• GIVEN PROBLEM: Where a line of the listing below includes the word "聖母の愛娘", reproduce that line.

Collection entries:
··········

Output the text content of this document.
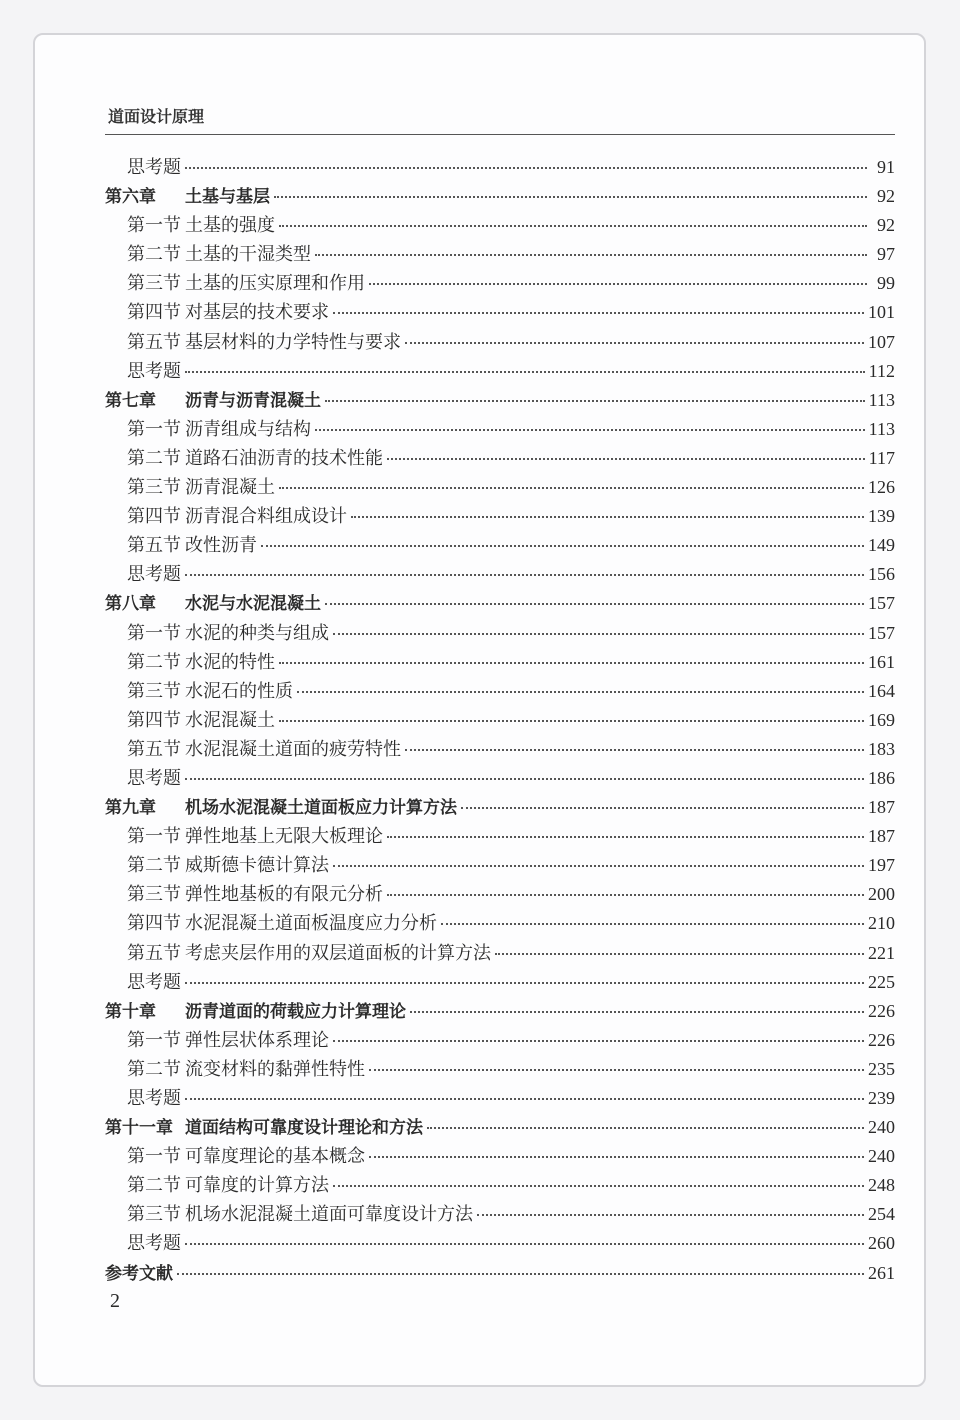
道面设计原理
思考题	91
第六章	土基与基层	92
第一节 土基的强度	92
第二节 土基的干湿类型	97
第三节 土基的压实原理和作用	99
第四节 对基层的技术要求	101
第五节 基层材料的力学特性与要求	107
思考题	112
第七章	沥青与沥青混凝土	113
第一节 沥青组成与结构	113
第二节 道路石油沥青的技术性能	117
第三节 沥青混凝土	126
第四节 沥青混合料组成设计	139
第五节 改性沥青	149
思考题	156
第八章	水泥与水泥混凝土	157
第一节 水泥的种类与组成	157
第二节 水泥的特性	161
第三节 水泥石的性质	164
第四节 水泥混凝土	169
第五节 水泥混凝土道面的疲劳特性	183
思考题	186
第九章	机场水泥混凝土道面板应力计算方法	187
第一节 弹性地基上无限大板理论	187
第二节 威斯德卡德计算法	197
第三节 弹性地基板的有限元分析	200
第四节 水泥混凝土道面板温度应力分析	210
第五节 考虑夹层作用的双层道面板的计算方法	221
思考题	225
第十章	沥青道面的荷载应力计算理论	226
第一节 弹性层状体系理论	226
第二节 流变材料的黏弹性特性	235
思考题	239
第十一章 道面结构可靠度设计理论和方法	240
第一节 可靠度理论的基本概念	240
第二节 可靠度的计算方法	248
第三节 机场水泥混凝土道面可靠度设计方法	254
思考题	260
参考文献	261
2
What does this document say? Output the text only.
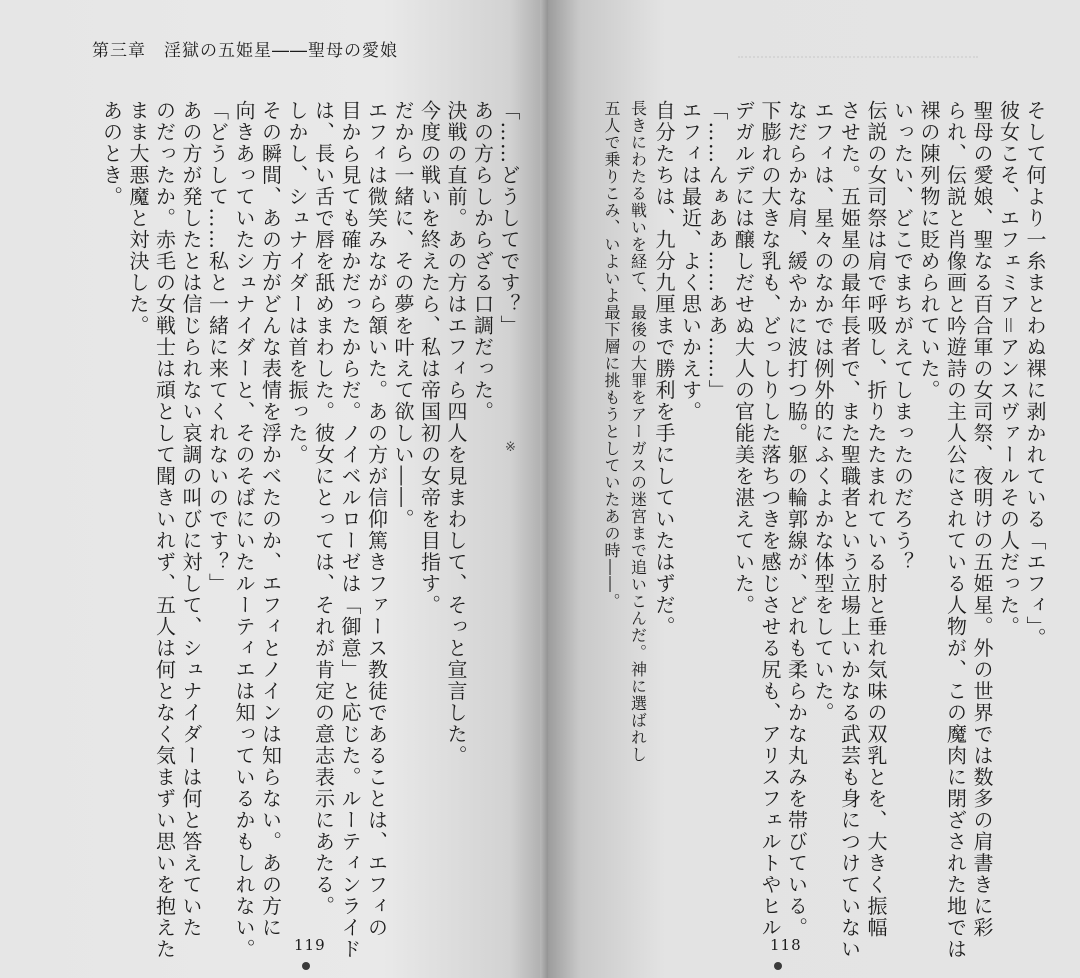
第三章　淫獄の五姫星――聖母の愛娘
「……どうしてです？」
あの方らしからざる口調だった。
決戦の直前。あの方はエフィら四人を見まわして、そっと宣言した。
今度の戦いを終えたら、私は帝国初の女帝を目指す。
だから一緒に、その夢を叶えて欲しい――。
エフィは微笑みながら頷いた。あの方が信仰篤きファース教徒であることは、エフィの
目から見ても確かだったからだ。ノイベルローゼは「御意」と応じた。ルーティンライド
は、長い舌で唇を舐めまわした。彼女にとっては、それが肯定の意志表示にあたる。
しかし、シュナイダーは首を振った。
その瞬間、あの方がどんな表情を浮かべたのか、エフィとノインは知らない。あの方に
向きあっていたシュナイダーと、そのそばにいたルーティエは知っているかもしれない。
「どうして……私と一緒に来てくれないのです？」
あの方が発したとは信じられない哀調の叫びに対して、シュナイダーは何と答えていた
のだったか。赤毛の女戦士は頑として聞きいれず、五人は何となく気まずい思いを抱えた
まま大悪魔と対決した。
あのとき。
※
119
そして何より一糸まとわぬ裸に剥かれている「エフィ」。
彼女こそ、エフェミア＝アンスヴァールその人だった。
聖母の愛娘、聖なる百合軍の女司祭、夜明けの五姫星。外の世界では数多の肩書きに彩
られ、伝説と肖像画と吟遊詩の主人公にされている人物が、この魔肉に閉ざされた地では
裸の陳列物に貶められていた。
いったい、どこでまちがえてしまったのだろう？
伝説の女司祭は肩で呼吸し、折りたたまれている肘と垂れ気味の双乳とを、大きく振幅
させた。五姫星の最年長者で、また聖職者という立場上いかなる武芸も身につけていない
エフィは、星々のなかでは例外的にふくよかな体型をしていた。
なだらかな肩、緩やかに波打つ脇。躯の輪郭線が、どれも柔らかな丸みを帯びている。
下膨れの大きな乳も、どっしりした落ちつきを感じさせる尻も、アリスフェルトやヒル
デガルデには醸しだせぬ大人の官能美を湛えていた。
「……んぁああ……ああ……」
エフィは最近、よく思いかえす。
自分たちは、九分九厘まで勝利を手にしていたはずだ。
長きにわたる戦いを経て、最後の大罪をアーガスの迷宮まで追いこんだ。神に選ばれし
五人で乗りこみ、いよいよ最下層に挑もうとしていたあの時――。
118
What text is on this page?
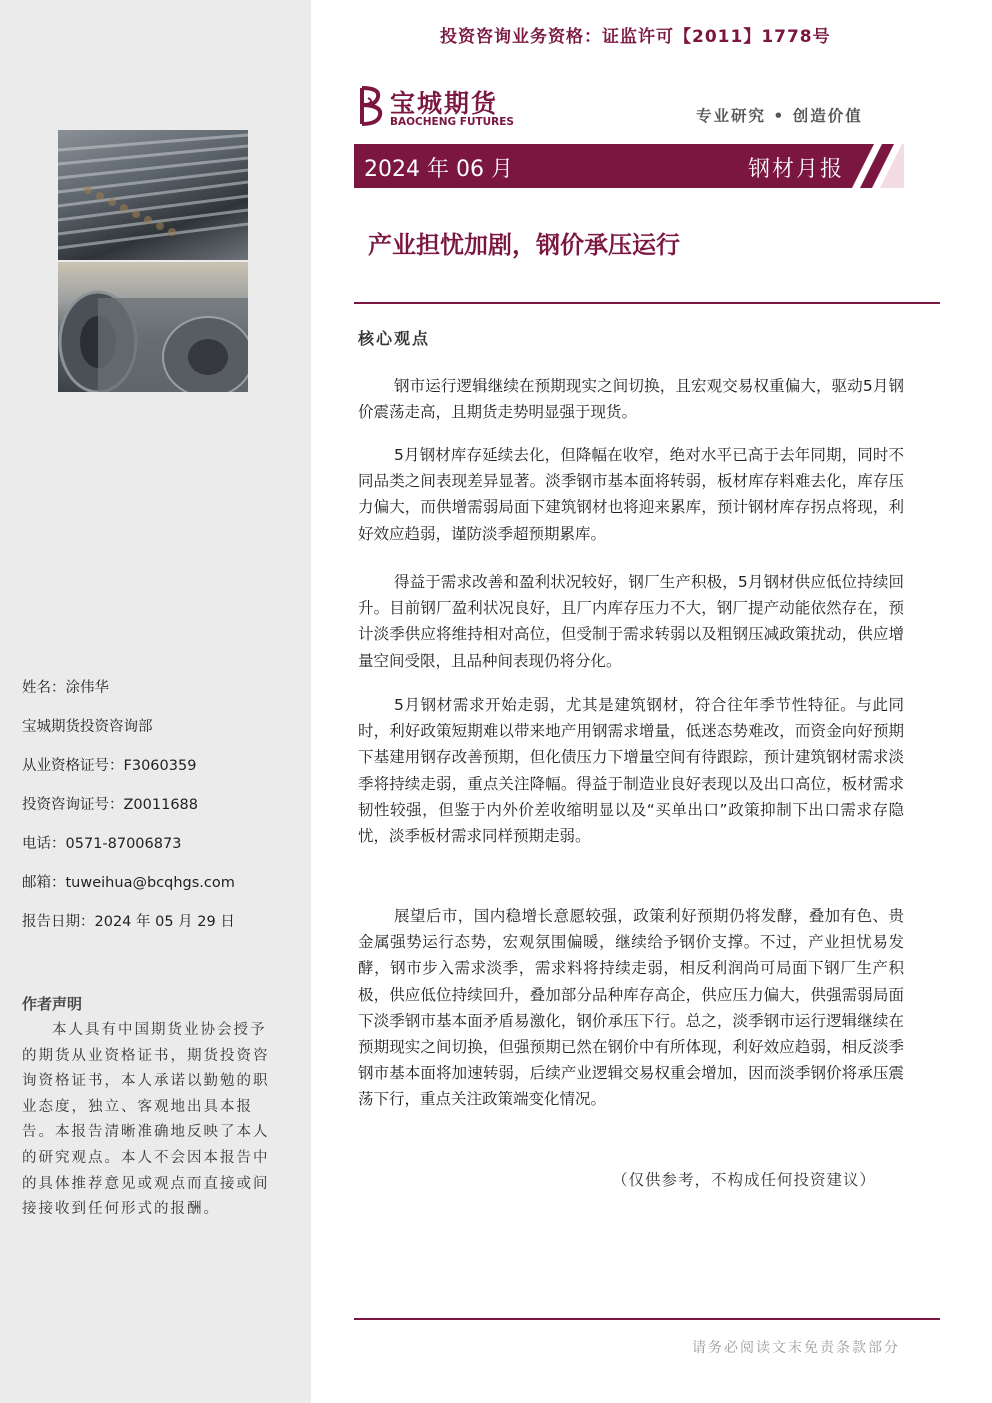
姓名：涂伟华
宝城期货投资咨询部
从业资格证号：F3060359
投资咨询证号：Z0011688
电话：0571-87006873
邮箱：tuweihua@bcqhgs.com
报告日期：2024 年 05 月 29 日
作者声明
本人具有中国期货业协会授予的期货从业资格证书，期货投资咨询资格证书，本人承诺以勤勉的职业态度，独立、客观地出具本报告。本报告清晰准确地反映了本人的研究观点。本人不会因本报告中的具体推荐意见或观点而直接或间接接收到任何形式的报酬。
投资咨询业务资格：证监许可【2011】1778号
宝城期货
BAOCHENG FUTURES	专业研究 • 创造价值
2024 年 06 月	钢材月报
产业担忧加剧，钢价承压运行
核心观点
钢市运行逻辑继续在预期现实之间切换，且宏观交易权重偏大，驱动5月钢价震荡走高，且期货走势明显强于现货。
5月钢材库存延续去化，但降幅在收窄，绝对水平已高于去年同期，同时不同品类之间表现差异显著。淡季钢市基本面将转弱，板材库存料难去化，库存压力偏大，而供增需弱局面下建筑钢材也将迎来累库，预计钢材库存拐点将现，利好效应趋弱，谨防淡季超预期累库。
得益于需求改善和盈利状况较好，钢厂生产积极，5月钢材供应低位持续回升。目前钢厂盈利状况良好，且厂内库存压力不大，钢厂提产动能依然存在，预计淡季供应将维持相对高位，但受制于需求转弱以及粗钢压减政策扰动，供应增量空间受限，且品种间表现仍将分化。
5月钢材需求开始走弱，尤其是建筑钢材，符合往年季节性特征。与此同时，利好政策短期难以带来地产用钢需求增量，低迷态势难改，而资金向好预期下基建用钢存改善预期，但化债压力下增量空间有待跟踪，预计建筑钢材需求淡季将持续走弱，重点关注降幅。得益于制造业良好表现以及出口高位，板材需求韧性较强，但鉴于内外价差收缩明显以及“买单出口”政策抑制下出口需求存隐忧，淡季板材需求同样预期走弱。
展望后市，国内稳增长意愿较强，政策利好预期仍将发酵，叠加有色、贵金属强势运行态势，宏观氛围偏暖，继续给予钢价支撑。不过，产业担忧易发酵，钢市步入需求淡季，需求料将持续走弱，相反利润尚可局面下钢厂生产积极，供应低位持续回升，叠加部分品种库存高企，供应压力偏大，供强需弱局面下淡季钢市基本面矛盾易激化，钢价承压下行。总之，淡季钢市运行逻辑继续在预期现实之间切换，但强预期已然在钢价中有所体现，利好效应趋弱，相反淡季钢市基本面将加速转弱，后续产业逻辑交易权重会增加，因而淡季钢价将承压震荡下行，重点关注政策端变化情况。
（仅供参考，不构成任何投资建议）
请务必阅读文末免责条款部分
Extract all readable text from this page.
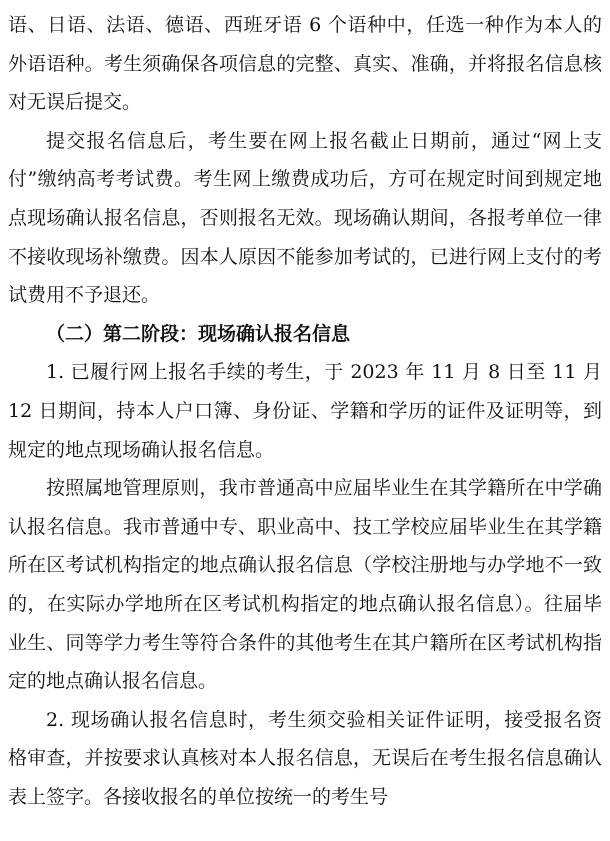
语、日语、法语、德语、西班牙语 6 个语种中，任选一种作为本人的外语语种。考生须确保各项信息的完整、真实、准确，并将报名信息核对无误后提交。

提交报名信息后，考生要在网上报名截止日期前，通过“网上支付”缴纳高考考试费。考生网上缴费成功后，方可在规定时间到规定地点现场确认报名信息，否则报名无效。现场确认期间，各报考单位一律不接收现场补缴费。因本人原因不能参加考试的，已进行网上支付的考试费用不予退还。

（二）第二阶段：现场确认报名信息

1. 已履行网上报名手续的考生，于 2023 年 11 月 8 日至 11 月 12 日期间，持本人户口簿、身份证、学籍和学历的证件及证明等，到规定的地点现场确认报名信息。

按照属地管理原则，我市普通高中应届毕业生在其学籍所在中学确认报名信息。我市普通中专、职业高中、技工学校应届毕业生在其学籍所在区考试机构指定的地点确认报名信息（学校注册地与办学地不一致的，在实际办学地所在区考试机构指定的地点确认报名信息）。往届毕业生、同等学力考生等符合条件的其他考生在其户籍所在区考试机构指定的地点确认报名信息。

2. 现场确认报名信息时，考生须交验相关证件证明，接受报名资格审查，并按要求认真核对本人报名信息，无误后在考生报名信息确认表上签字。各接收报名的单位按统一的考生号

··········

• ANSWER TO THIS PROBLEM:
第三章　淫獄の五姫星――聖母の愛娘
聖母の愛娘、聖なる百合軍の女司祭、夜明けの五姫星。外の世界では数多の肩書きに彩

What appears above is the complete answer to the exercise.